╭─ DATA PROVIDED

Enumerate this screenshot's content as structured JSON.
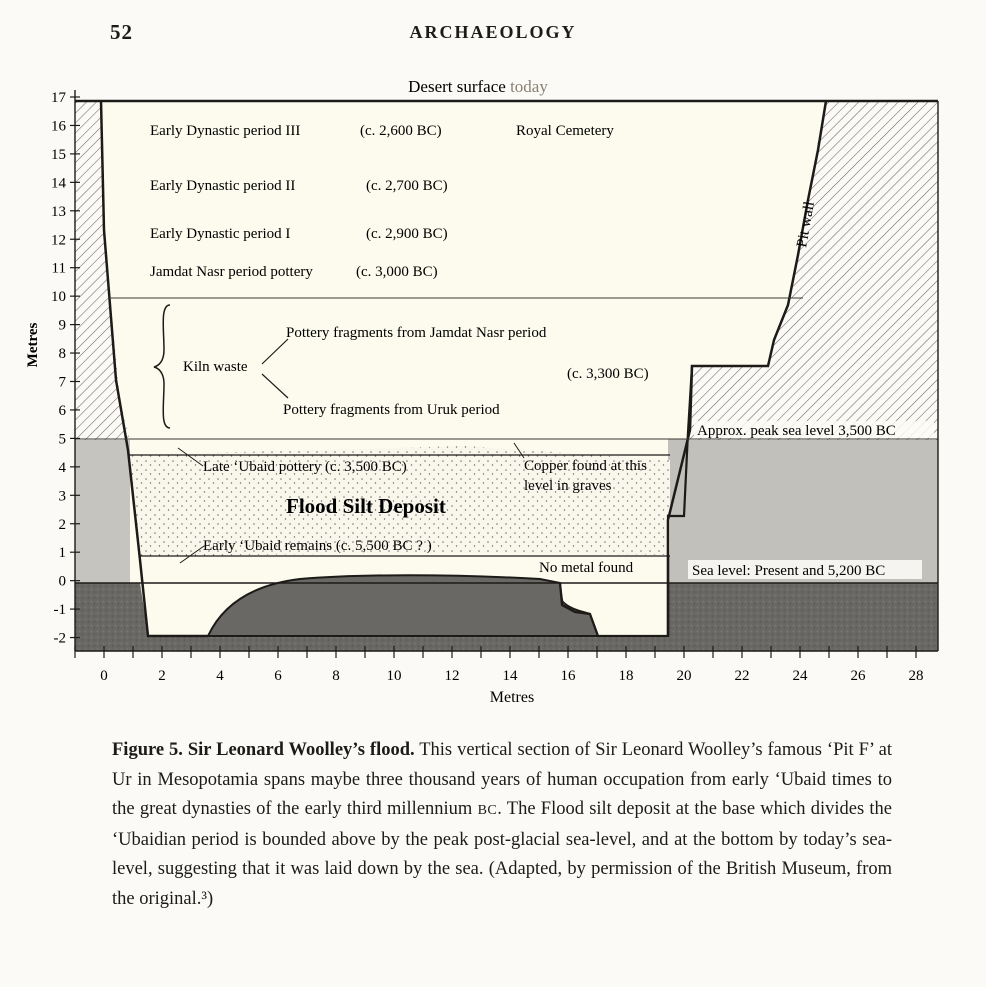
{
  "page": {
    "number": "52",
    "running_title": "ARCHAEOLOGY"
  },
  "figure": {
    "surface_label_a": "Desert surface ",
    "surface_label_b": "today",
    "y_axis_label": "Metres",
    "x_axis_label": "Metres",
    "y_ticks": [
      "17",
      "16",
      "15",
      "14",
      "13",
      "12",
      "11",
      "10",
      "9",
      "8",
      "7",
      "6",
      "5",
      "4",
      "3",
      "2",
      "1",
      "0",
      "-1",
      "-2"
    ],
    "x_ticks": [
      "0",
      "2",
      "4",
      "6",
      "8",
      "10",
      "12",
      "14",
      "16",
      "18",
      "20",
      "22",
      "24",
      "26",
      "28"
    ],
    "periods": [
      {
        "name": "Early Dynastic period III",
        "date": "(c. 2,600 BC)",
        "note": "Royal Cemetery"
      },
      {
        "name": "Early Dynastic period II",
        "date": "(c. 2,700 BC)"
      },
      {
        "name": "Early Dynastic period I",
        "date": "(c. 2,900 BC)"
      },
      {
        "name": "Jamdat Nasr period pottery",
        "date": "(c. 3,000 BC)"
      }
    ],
    "kiln_waste": "Kiln waste",
    "pottery_jamdat": "Pottery fragments from Jamdat Nasr period",
    "pottery_uruk": "Pottery fragments from Uruk period",
    "kiln_date": "(c. 3,300 BC)",
    "pit_wall": "Pit wall",
    "peak_sea_level": "Approx. peak sea level 3,500 BC",
    "late_ubaid": "Late ‘Ubaid pottery (c. 3,500 BC)",
    "copper_line1": "Copper found at this",
    "copper_line2": "level in graves",
    "flood_silt": "Flood Silt Deposit",
    "early_ubaid": "Early ‘Ubaid remains (c. 5,500 BC ? )",
    "no_metal": "No metal found",
    "sea_level": "Sea level: Present and 5,200 BC"
  },
  "caption": {
    "label": "Figure 5. Sir Leonard Woolley’s flood.",
    "text_before_bc": " This vertical section of Sir Leonard Woolley’s famous ‘Pit F’ at Ur in Mesopotamia spans maybe three thousand years of human occupation from early ‘Ubaid times to the great dynasties of the early third millennium ",
    "bc": "BC",
    "text_after_bc": ". The Flood silt deposit at the base which divides the ‘Ubaidian period is bounded above by the peak post-glacial sea-level, and at the bottom by today’s sea-level, suggesting that it was laid down by the sea. (Adapted, by permission of the British Museum, from the original.³)"
  },
  "colors": {
    "ink": "#1d1b18",
    "paper": "#fbfaf6",
    "pit_fill": "#fcfbee",
    "bedrock": "#5e5c58",
    "sea_band": "#bfbdb9",
    "silt_dot": "#6b6862"
  }
}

╰─

▶ **PROBLEM**
Transcribe every entry above exactly. Omit all pictures.

▶ **RESULT**
Enumerate this screenshot's content as structured JSON.
{
  "page": {
    "number": "52",
    "running_title": "ARCHAEOLOGY"
  },
  "figure": {
    "surface_label_a": "Desert surface ",
    "surface_label_b": "today",
    "y_axis_label": "Metres",
    "x_axis_label": "Metres",
    "y_ticks": [
      "17",
      "16",
      "15",
      "14",
      "13",
      "12",
      "11",
      "10",
      "9",
      "8",
      "7",
      "6",
      "5",
      "4",
      "3",
      "2",
      "1",
      "0",
      "-1",
      "-2"
    ],
    "x_ticks": [
      "0",
      "2",
      "4",
      "6",
      "8",
      "10",
      "12",
      "14",
      "16",
      "18",
      "20",
      "22",
      "24",
      "26",
      "28"
    ],
    "periods": [
      {
        "name": "Early Dynastic period III",
        "date": "(c. 2,600 BC)",
        "note": "Royal Cemetery"
      },
      {
        "name": "Early Dynastic period II",
        "date": "(c. 2,700 BC)"
      },
      {
        "name": "Early Dynastic period I",
        "date": "(c. 2,900 BC)"
      },
      {
        "name": "Jamdat Nasr period pottery",
        "date": "(c. 3,000 BC)"
      }
    ],
    "kiln_waste": "Kiln waste",
    "pottery_jamdat": "Pottery fragments from Jamdat Nasr period",
    "pottery_uruk": "Pottery fragments from Uruk period",
    "kiln_date": "(c. 3,300 BC)",
    "pit_wall": "Pit wall",
    "peak_sea_level": "Approx. peak sea level 3,500 BC",
    "late_ubaid": "Late ‘Ubaid pottery (c. 3,500 BC)",
    "copper_line1": "Copper found at this",
    "copper_line2": "level in graves",
    "flood_silt": "Flood Silt Deposit",
    "early_ubaid": "Early ‘Ubaid remains (c. 5,500 BC ? )",
    "no_metal": "No metal found",
    "sea_level": "Sea level: Present and 5,200 BC"
  },
  "caption": {
    "label": "Figure 5. Sir Leonard Woolley’s flood.",
    "text_before_bc": " This vertical section of Sir Leonard Woolley’s famous ‘Pit F’ at Ur in Mesopotamia spans maybe three thousand years of human occupation from early ‘Ubaid times to the great dynasties of the early third millennium ",
    "bc": "BC",
    "text_after_bc": ". The Flood silt deposit at the base which divides the ‘Ubaidian period is bounded above by the peak post-glacial sea-level, and at the bottom by today’s sea-level, suggesting that it was laid down by the sea. (Adapted, by permission of the British Museum, from the original.³)"
  },
  "colors": {
    "ink": "#1d1b18",
    "paper": "#fbfaf6",
    "pit_fill": "#fcfbee",
    "bedrock": "#5e5c58",
    "sea_band": "#bfbdb9",
    "silt_dot": "#6b6862"
  }
}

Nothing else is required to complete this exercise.